(Saved entries)
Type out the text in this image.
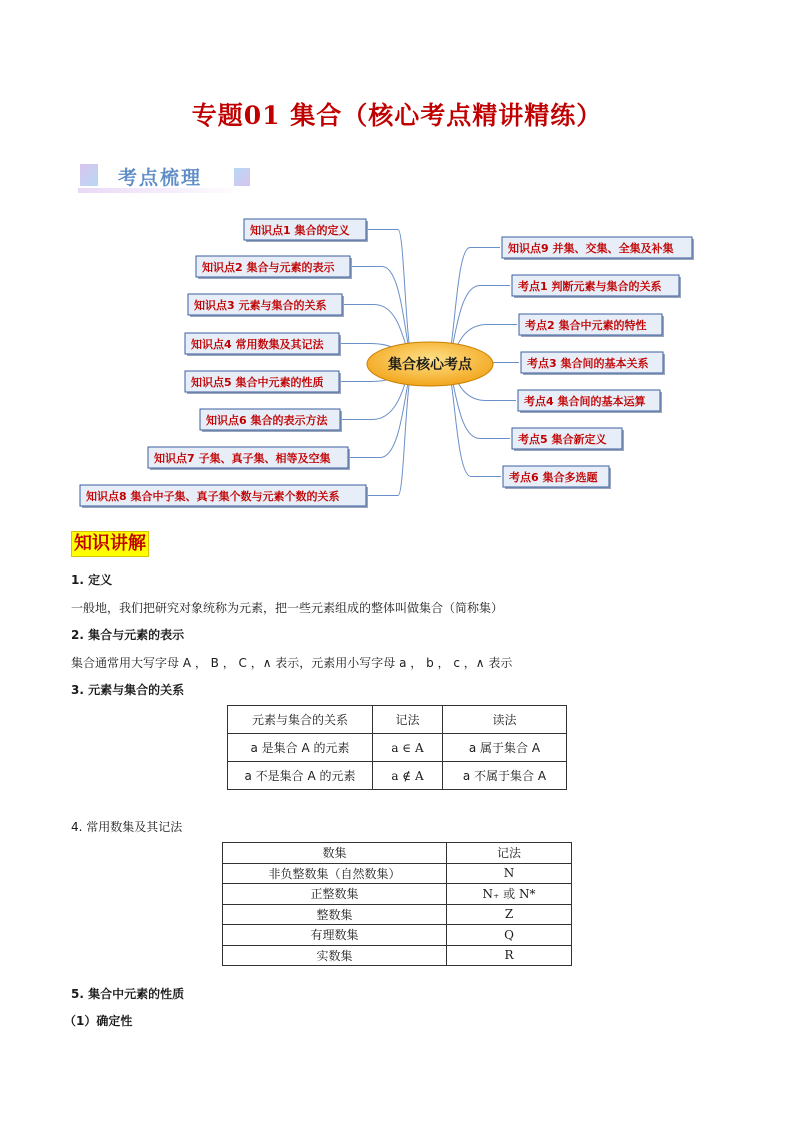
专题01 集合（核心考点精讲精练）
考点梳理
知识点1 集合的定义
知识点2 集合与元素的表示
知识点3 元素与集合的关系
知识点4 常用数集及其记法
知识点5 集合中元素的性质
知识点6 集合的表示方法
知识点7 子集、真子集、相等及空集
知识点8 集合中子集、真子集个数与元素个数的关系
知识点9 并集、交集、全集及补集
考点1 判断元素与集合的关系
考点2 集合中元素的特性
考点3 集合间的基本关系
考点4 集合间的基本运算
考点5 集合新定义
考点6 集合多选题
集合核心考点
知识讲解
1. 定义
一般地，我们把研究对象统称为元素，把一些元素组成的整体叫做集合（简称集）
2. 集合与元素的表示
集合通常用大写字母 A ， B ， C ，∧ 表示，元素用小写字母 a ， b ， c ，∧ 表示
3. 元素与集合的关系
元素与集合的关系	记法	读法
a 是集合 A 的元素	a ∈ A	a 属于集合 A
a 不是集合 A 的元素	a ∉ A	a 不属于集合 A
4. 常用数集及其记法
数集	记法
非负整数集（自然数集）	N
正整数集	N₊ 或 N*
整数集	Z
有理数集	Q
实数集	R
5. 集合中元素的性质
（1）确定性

— Work to do —
Drop the images and quote the entries word for word.

— Complete output —
Type out the text in this image.
专题01 集合（核心考点精讲精练）
考点梳理
知识点1 集合的定义
知识点2 集合与元素的表示
知识点3 元素与集合的关系
知识点4 常用数集及其记法
知识点5 集合中元素的性质
知识点6 集合的表示方法
知识点7 子集、真子集、相等及空集
知识点8 集合中子集、真子集个数与元素个数的关系
知识点9 并集、交集、全集及补集
考点1 判断元素与集合的关系
考点2 集合中元素的特性
考点3 集合间的基本关系
考点4 集合间的基本运算
考点5 集合新定义
考点6 集合多选题
集合核心考点
知识讲解
1. 定义
一般地，我们把研究对象统称为元素，把一些元素组成的整体叫做集合（简称集）
2. 集合与元素的表示
集合通常用大写字母 A ， B ， C ，∧ 表示，元素用小写字母 a ， b ， c ，∧ 表示
3. 元素与集合的关系
元素与集合的关系	记法	读法
a 是集合 A 的元素	a ∈ A	a 属于集合 A
a 不是集合 A 的元素	a ∉ A	a 不属于集合 A
4. 常用数集及其记法
数集	记法
非负整数集（自然数集）	N
正整数集	N₊ 或 N*
整数集	Z
有理数集	Q
实数集	R
5. 集合中元素的性质
（1）确定性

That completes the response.